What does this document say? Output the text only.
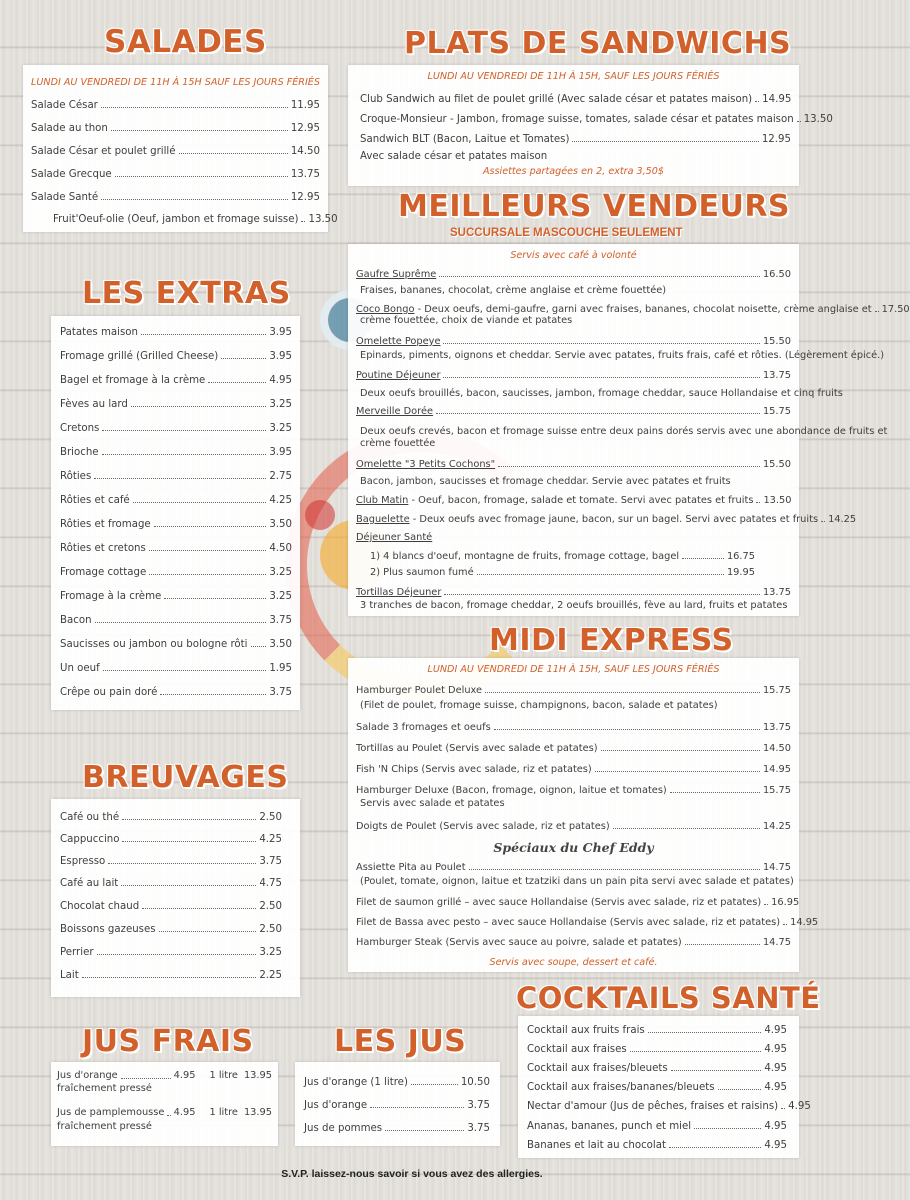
SALADES
LUNDI AU VENDREDI DE 11H À 15H SAUF LES JOURS FÉRIÉS
Salade César	11.95
Salade au thon	12.95
Salade César et poulet grillé	14.50
Salade Grecque	13.75
Salade Santé	12.95
Fruit'Oeuf-olie (Oeuf, jambon et fromage suisse) 13.50
PLATS DE SANDWICHS
LUNDI AU VENDREDI DE 11H À 15H, SAUF LES JOURS FÉRIÉS
Club Sandwich au filet de poulet grillé (Avec salade césar et patates maison) 14.95
Croque-Monsieur - Jambon, fromage suisse, tomates, salade césar et patates maison 13.50
Sandwich BLT (Bacon, Laitue et Tomates)	12.95
Avec salade césar et patates maison
Assiettes partagées en 2, extra 3,50$
MEILLEURS VENDEURS
SUCCURSALE MASCOUCHE SEULEMENT
Servis avec café à volonté
Gaufre Suprême	16.50
Fraises, bananes, chocolat, crème anglaise et crème fouettée)
Coco Bongo - Deux oeufs, demi-gaufre, garni avec fraises, bananes, chocolat noisette, crème anglaise et 17.50
crème fouettée, choix de viande et patates
Omelette Popeye	15.50
Epinards, piments, oignons et cheddar. Servie avec patates, fruits frais, café et rôties. (Légèrement épicé.)
Poutine Déjeuner	13.75
Deux oeufs brouillés, bacon, saucisses, jambon, fromage cheddar, sauce Hollandaise et cinq fruits
Merveille Dorée	15.75
Deux oeufs crevés, bacon et fromage suisse entre deux pains dorés servis avec une abondance de fruits et
crème fouettée
Omelette "3 Petits Cochons"	15.50
Bacon, jambon, saucisses et fromage cheddar. Servie avec patates et fruits
Club Matin - Oeuf, bacon, fromage, salade et tomate. Servi avec patates et fruits 13.50
Baguelette - Deux oeufs avec fromage jaune, bacon, sur un bagel. Servi avec patates et fruits 14.25
Déjeuner Santé
1) 4 blancs d'oeuf, montagne de fruits, fromage cottage, bagel	16.75
2) Plus saumon fumé	19.95
Tortillas Déjeuner	13.75
3 tranches de bacon, fromage cheddar, 2 oeufs brouillés, fève au lard, fruits et patates
LES EXTRAS
Patates maison	3.95
Fromage grillé (Grilled Cheese)	3.95
Bagel et fromage à la crème	4.95
Fèves au lard	3.25
Cretons	3.25
Brioche	3.95
Rôties	2.75
Rôties et café	4.25
Rôties et fromage	3.50
Rôties et cretons	4.50
Fromage cottage	3.25
Fromage à la crème	3.25
Bacon	3.75
Saucisses ou jambon ou bologne rôti 3.50
Un oeuf	1.95
Crêpe ou pain doré	3.75
MIDI EXPRESS
LUNDI AU VENDREDI DE 11H À 15H, SAUF LES JOURS FÉRIÉS
Hamburger Poulet Deluxe	15.75
(Filet de poulet, fromage suisse, champignons, bacon, salade et patates)
Salade 3 fromages et oeufs	13.75
Tortillas au Poulet (Servis avec salade et patates)	14.50
Fish 'N Chips (Servis avec salade, riz et patates)	14.95
Hamburger Deluxe (Bacon, fromage, oignon, laitue et tomates)	15.75
Servis avec salade et patates
Doigts de Poulet (Servis avec salade, riz et patates)	14.25
Spéciaux du Chef Eddy
Assiette Pita au Poulet	14.75
(Poulet, tomate, oignon, laitue et tzatziki dans un pain pita servi avec salade et patates)
Filet de saumon grillé – avec sauce Hollandaise (Servis avec salade, riz et patates) 16.95
Filet de Bassa avec pesto – avec sauce Hollandaise (Servis avec salade, riz et patates) 14.95
Hamburger Steak (Servis avec sauce au poivre, salade et patates)	14.75
Servis avec soupe, dessert et café.
BREUVAGES
Café ou thé	2.50
Cappuccino	4.25
Espresso	3.75
Café au lait	4.75
Chocolat chaud	2.50
Boissons gazeuses	2.50
Perrier	3.25
Lait	2.25
COCKTAILS SANTÉ
Cocktail aux fruits frais	4.95
Cocktail aux fraises	4.95
Cocktail aux fraises/bleuets	4.95
Cocktail aux fraises/bananes/bleuets	4.95
Nectar d'amour (Jus de pêches, fraises et raisins) 4.95
Ananas, bananes, punch et miel	4.95
Bananes et lait au chocolat	4.95
JUS FRAIS
Jus d'orange	4.95 1 litre 13.95
fraîchement pressé
Jus de pamplemousse 4.95 1 litre 13.95
fraîchement pressé
LES JUS
Jus d'orange (1 litre)	10.50
Jus d'orange	3.75
Jus de pommes	3.75
S.V.P. laissez-nous savoir si vous avez des allergies.
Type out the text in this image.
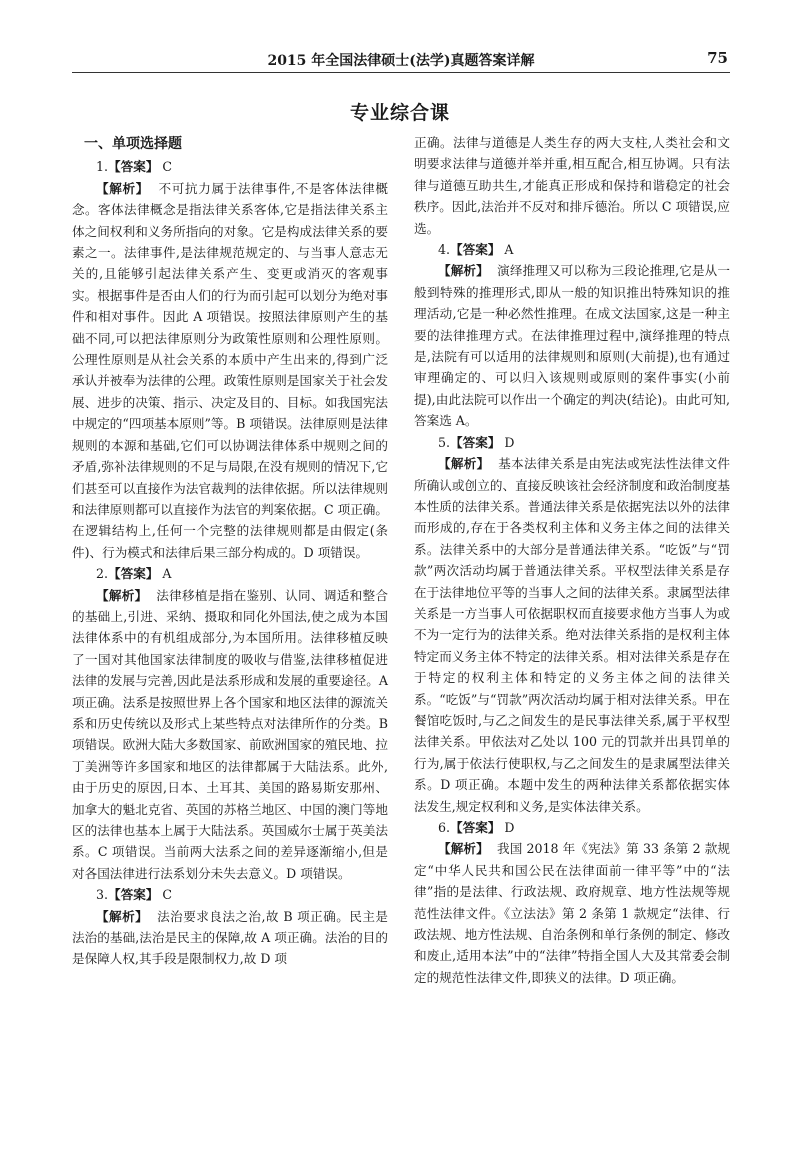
2015 年全国法律硕士(法学)真题答案详解	75
专业综合课

一、单项选择题

1.【答案】 C

【解析】 不可抗力属于法律事件,不是客体法律概念。客体法律概念是指法律关系客体,它是指法律关系主体之间权利和义务所指向的对象。它是构成法律关系的要素之一。法律事件,是法律规范规定的、与当事人意志无关的,且能够引起法律关系产生、变更或消灭的客观事实。根据事件是否由人们的行为而引起可以划分为绝对事件和相对事件。因此 A 项错误。按照法律原则产生的基础不同,可以把法律原则分为政策性原则和公理性原则。公理性原则是从社会关系的本质中产生出来的,得到广泛承认并被奉为法律的公理。政策性原则是国家关于社会发展、进步的决策、指示、决定及目的、目标。如我国宪法中规定的“四项基本原则”等。B 项错误。法律原则是法律规则的本源和基础,它们可以协调法律体系中规则之间的矛盾,弥补法律规则的不足与局限,在没有规则的情况下,它们甚至可以直接作为法官裁判的法律依据。所以法律规则和法律原则都可以直接作为法官的判案依据。C 项正确。在逻辑结构上,任何一个完整的法律规则都是由假定(条件)、行为模式和法律后果三部分构成的。D 项错误。

2.【答案】 A

【解析】 法律移植是指在鉴别、认同、调适和整合的基础上,引进、采纳、摄取和同化外国法,使之成为本国法律体系中的有机组成部分,为本国所用。法律移植反映了一国对其他国家法律制度的吸收与借鉴,法律移植促进法律的发展与完善,因此是法系形成和发展的重要途径。A 项正确。法系是按照世界上各个国家和地区法律的源流关系和历史传统以及形式上某些特点对法律所作的分类。B 项错误。欧洲大陆大多数国家、前欧洲国家的殖民地、拉丁美洲等许多国家和地区的法律都属于大陆法系。此外,由于历史的原因,日本、土耳其、美国的路易斯安那州、加拿大的魁北克省、英国的苏格兰地区、中国的澳门等地区的法律也基本上属于大陆法系。英国威尔士属于英美法系。C 项错误。当前两大法系之间的差异逐渐缩小,但是对各国法律进行法系划分未失去意义。D 项错误。

3.【答案】 C

【解析】 法治要求良法之治,故 B 项正确。民主是法治的基础,法治是民主的保障,故 A 项正确。法治的目的是保障人权,其手段是限制权力,故 D 项

正确。法律与道德是人类生存的两大支柱,人类社会和文明要求法律与道德并举并重,相互配合,相互协调。只有法律与道德互助共生,才能真正形成和保持和谐稳定的社会秩序。因此,法治并不反对和排斥德治。所以 C 项错误,应选。

4.【答案】 A

【解析】 演绎推理又可以称为三段论推理,它是从一般到特殊的推理形式,即从一般的知识推出特殊知识的推理活动,它是一种必然性推理。在成文法国家,这是一种主要的法律推理方式。在法律推理过程中,演绎推理的特点是,法院有可以适用的法律规则和原则(大前提),也有通过审理确定的、可以归入该规则或原则的案件事实(小前提),由此法院可以作出一个确定的判决(结论)。由此可知,答案选 A。

5.【答案】 D

【解析】 基本法律关系是由宪法或宪法性法律文件所确认或创立的、直接反映该社会经济制度和政治制度基本性质的法律关系。普通法律关系是依据宪法以外的法律而形成的,存在于各类权利主体和义务主体之间的法律关系。法律关系中的大部分是普通法律关系。“吃饭”与“罚款”两次活动均属于普通法律关系。平权型法律关系是存在于法律地位平等的当事人之间的法律关系。隶属型法律关系是一方当事人可依据职权而直接要求他方当事人为或不为一定行为的法律关系。绝对法律关系指的是权利主体特定而义务主体不特定的法律关系。相对法律关系是存在于特定的权利主体和特定的义务主体之间的法律关系。“吃饭”与“罚款”两次活动均属于相对法律关系。甲在餐馆吃饭时,与乙之间发生的是民事法律关系,属于平权型法律关系。甲依法对乙处以 100 元的罚款并出具罚单的行为,属于依法行使职权,与乙之间发生的是隶属型法律关系。D 项正确。本题中发生的两种法律关系都依据实体法发生,规定权利和义务,是实体法律关系。

6.【答案】 D

【解析】 我国 2018 年《宪法》第 33 条第 2 款规定“中华人民共和国公民在法律面前一律平等”中的“法律”指的是法律、行政法规、政府规章、地方性法规等规范性法律文件。《立法法》第 2 条第 1 款规定“法律、行政法规、地方性法规、自治条例和单行条例的制定、修改和废止,适用本法”中的“法律”特指全国人大及其常委会制定的规范性法律文件,即狭义的法律。D 项正确。
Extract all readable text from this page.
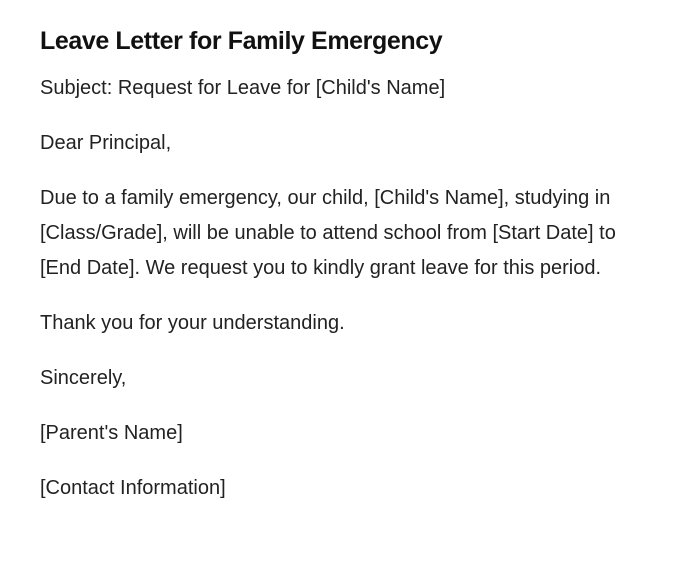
Leave Letter for Family Emergency

Subject: Request for Leave for [Child's Name]

Dear Principal,

Due to a family emergency, our child, [Child's Name], studying in [Class/Grade], will be unable to attend school from [Start Date] to [End Date]. We request you to kindly grant leave for this period.

Thank you for your understanding.

Sincerely,

[Parent's Name]

[Contact Information]
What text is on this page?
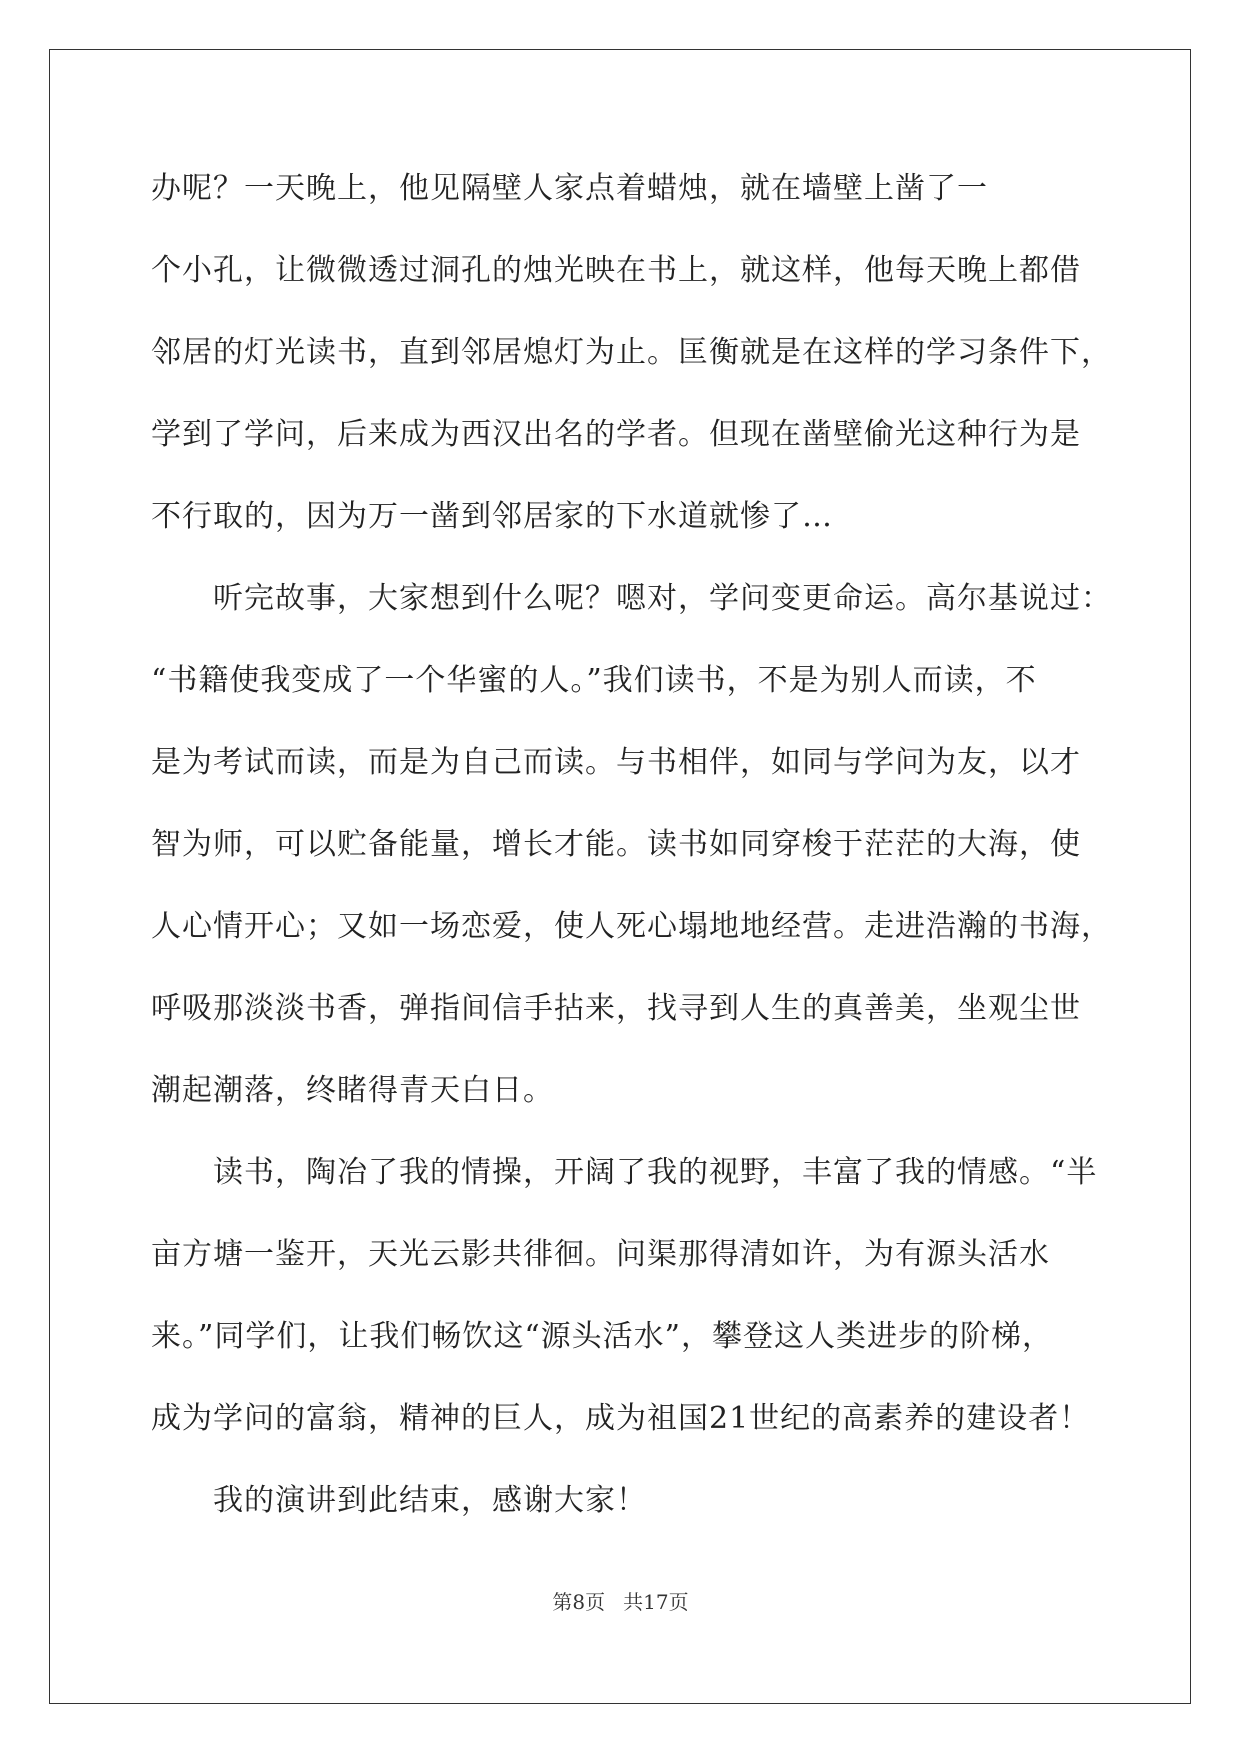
办呢？一天晚上，他见隔壁人家点着蜡烛，就在墙壁上凿了一
个小孔，让微微透过洞孔的烛光映在书上，就这样，他每天晚上都借
邻居的灯光读书，直到邻居熄灯为止。匡衡就是在这样的学习条件下，
学到了学问，后来成为西汉出名的学者。但现在凿壁偷光这种行为是
不行取的，因为万一凿到邻居家的下水道就惨了…
听完故事，大家想到什么呢？嗯对，学问变更命运。高尔基说过：
“书籍使我变成了一个华蜜的人。”我们读书，不是为别人而读，不
是为考试而读，而是为自己而读。与书相伴，如同与学问为友，以才
智为师，可以贮备能量，增长才能。读书如同穿梭于茫茫的大海，使
人心情开心；又如一场恋爱，使人死心塌地地经营。走进浩瀚的书海，
呼吸那淡淡书香，弹指间信手拈来，找寻到人生的真善美，坐观尘世
潮起潮落，终睹得青天白日。
读书，陶冶了我的情操，开阔了我的视野，丰富了我的情感。“半
亩方塘一鉴开，天光云影共徘徊。问渠那得清如许，为有源头活水
来。”同学们，让我们畅饮这“源头活水”，攀登这人类进步的阶梯，
成为学问的富翁，精神的巨人，成为祖国21世纪的高素养的建设者！
我的演讲到此结束，感谢大家！
第8页 共17页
================
■ WHAT THIS TASK INVOLVES:
Answer with one number only: how many lines above contain the word "litre".

■ WRITTEN RESPONSE:
3